▶ [Problem requirements] Every line that includes the word "icon" is to be listed.

▶ [Records for processing]
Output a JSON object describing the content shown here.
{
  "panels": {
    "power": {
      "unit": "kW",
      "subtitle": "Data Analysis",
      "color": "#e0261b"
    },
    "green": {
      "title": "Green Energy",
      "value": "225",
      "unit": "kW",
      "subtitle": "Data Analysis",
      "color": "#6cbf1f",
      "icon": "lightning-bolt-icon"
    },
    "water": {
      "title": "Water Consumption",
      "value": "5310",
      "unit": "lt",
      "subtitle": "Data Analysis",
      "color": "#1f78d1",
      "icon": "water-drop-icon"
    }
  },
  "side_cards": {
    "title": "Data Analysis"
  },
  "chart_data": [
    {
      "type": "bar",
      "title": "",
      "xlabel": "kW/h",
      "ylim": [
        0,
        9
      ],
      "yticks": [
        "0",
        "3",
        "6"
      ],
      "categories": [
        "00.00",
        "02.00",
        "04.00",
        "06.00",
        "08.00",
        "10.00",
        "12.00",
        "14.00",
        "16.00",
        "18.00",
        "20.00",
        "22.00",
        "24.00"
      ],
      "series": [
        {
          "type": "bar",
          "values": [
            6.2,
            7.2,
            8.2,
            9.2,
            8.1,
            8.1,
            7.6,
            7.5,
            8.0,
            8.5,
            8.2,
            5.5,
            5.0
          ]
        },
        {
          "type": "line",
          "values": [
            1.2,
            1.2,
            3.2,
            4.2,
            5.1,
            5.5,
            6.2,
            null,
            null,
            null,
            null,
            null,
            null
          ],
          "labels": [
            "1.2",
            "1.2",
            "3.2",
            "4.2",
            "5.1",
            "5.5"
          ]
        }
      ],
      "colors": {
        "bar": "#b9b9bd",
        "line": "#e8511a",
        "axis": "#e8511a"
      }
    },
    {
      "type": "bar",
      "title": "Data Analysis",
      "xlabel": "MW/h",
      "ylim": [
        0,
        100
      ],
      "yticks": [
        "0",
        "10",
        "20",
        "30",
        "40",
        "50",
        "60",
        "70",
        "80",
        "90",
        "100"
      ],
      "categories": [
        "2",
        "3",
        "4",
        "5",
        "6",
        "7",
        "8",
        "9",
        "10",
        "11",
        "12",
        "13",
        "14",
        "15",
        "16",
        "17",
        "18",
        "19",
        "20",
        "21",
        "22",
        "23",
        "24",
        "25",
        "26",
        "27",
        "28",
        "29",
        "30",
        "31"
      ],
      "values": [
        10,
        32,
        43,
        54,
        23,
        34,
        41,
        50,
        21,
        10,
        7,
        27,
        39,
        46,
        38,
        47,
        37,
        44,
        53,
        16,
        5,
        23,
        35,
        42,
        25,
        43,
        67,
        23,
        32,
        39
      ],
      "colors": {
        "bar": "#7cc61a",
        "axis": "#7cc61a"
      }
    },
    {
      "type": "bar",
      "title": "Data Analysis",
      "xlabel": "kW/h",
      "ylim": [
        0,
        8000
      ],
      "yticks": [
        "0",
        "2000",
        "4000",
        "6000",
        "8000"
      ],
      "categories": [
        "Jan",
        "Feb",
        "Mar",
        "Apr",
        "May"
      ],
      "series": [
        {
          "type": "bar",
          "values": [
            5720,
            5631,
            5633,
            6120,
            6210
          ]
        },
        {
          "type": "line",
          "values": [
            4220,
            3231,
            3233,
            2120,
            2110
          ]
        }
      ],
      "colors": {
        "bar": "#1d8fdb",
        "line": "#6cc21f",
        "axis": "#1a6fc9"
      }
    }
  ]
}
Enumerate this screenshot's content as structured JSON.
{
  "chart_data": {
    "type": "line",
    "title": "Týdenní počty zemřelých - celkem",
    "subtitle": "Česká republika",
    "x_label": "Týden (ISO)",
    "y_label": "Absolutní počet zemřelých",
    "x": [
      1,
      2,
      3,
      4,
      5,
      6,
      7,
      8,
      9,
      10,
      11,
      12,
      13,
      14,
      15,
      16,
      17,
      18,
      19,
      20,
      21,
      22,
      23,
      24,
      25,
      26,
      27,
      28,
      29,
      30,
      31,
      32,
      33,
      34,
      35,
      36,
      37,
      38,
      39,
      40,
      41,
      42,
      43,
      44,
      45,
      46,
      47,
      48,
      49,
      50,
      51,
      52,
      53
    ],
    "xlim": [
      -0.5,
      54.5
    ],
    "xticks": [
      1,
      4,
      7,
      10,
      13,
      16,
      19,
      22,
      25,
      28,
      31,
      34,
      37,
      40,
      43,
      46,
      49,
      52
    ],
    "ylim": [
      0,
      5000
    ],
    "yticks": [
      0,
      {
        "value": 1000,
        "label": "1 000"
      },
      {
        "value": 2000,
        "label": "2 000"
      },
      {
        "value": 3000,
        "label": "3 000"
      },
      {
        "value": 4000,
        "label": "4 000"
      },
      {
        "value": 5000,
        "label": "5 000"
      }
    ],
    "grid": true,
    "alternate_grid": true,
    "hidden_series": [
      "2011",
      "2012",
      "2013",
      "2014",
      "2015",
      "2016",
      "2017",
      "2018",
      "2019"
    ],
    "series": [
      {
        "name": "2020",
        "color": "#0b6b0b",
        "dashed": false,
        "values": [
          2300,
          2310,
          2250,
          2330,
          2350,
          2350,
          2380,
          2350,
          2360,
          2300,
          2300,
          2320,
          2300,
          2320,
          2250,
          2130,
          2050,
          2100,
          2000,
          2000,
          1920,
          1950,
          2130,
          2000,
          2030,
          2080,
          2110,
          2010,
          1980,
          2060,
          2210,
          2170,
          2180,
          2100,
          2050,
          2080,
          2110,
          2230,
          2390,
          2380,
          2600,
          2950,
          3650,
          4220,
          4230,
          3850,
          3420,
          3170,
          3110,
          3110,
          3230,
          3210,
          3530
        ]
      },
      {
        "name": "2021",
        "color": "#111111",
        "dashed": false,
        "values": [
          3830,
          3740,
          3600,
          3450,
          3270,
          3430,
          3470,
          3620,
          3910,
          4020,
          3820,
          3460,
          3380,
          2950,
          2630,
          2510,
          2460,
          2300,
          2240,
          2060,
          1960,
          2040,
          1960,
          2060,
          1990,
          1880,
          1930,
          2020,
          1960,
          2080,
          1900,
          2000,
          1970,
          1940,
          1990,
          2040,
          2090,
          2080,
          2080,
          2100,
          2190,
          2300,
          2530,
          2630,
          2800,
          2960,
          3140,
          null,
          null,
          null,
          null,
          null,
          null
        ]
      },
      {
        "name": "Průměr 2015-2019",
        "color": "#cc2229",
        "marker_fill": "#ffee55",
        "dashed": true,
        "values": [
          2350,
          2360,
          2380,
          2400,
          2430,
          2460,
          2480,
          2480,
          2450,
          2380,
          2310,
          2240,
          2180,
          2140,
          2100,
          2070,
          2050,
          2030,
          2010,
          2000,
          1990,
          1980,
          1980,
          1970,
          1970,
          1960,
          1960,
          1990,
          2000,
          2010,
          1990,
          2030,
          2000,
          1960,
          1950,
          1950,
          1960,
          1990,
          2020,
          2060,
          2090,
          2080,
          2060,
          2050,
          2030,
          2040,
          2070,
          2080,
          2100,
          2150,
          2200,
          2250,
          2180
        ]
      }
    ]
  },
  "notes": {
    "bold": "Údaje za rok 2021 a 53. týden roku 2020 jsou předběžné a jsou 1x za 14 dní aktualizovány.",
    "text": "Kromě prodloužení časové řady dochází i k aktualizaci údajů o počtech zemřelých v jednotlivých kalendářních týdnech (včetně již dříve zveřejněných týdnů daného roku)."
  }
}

▶ [Reply to the task]
      "icon": "lightning-bolt-icon"
      "icon": "water-drop-icon"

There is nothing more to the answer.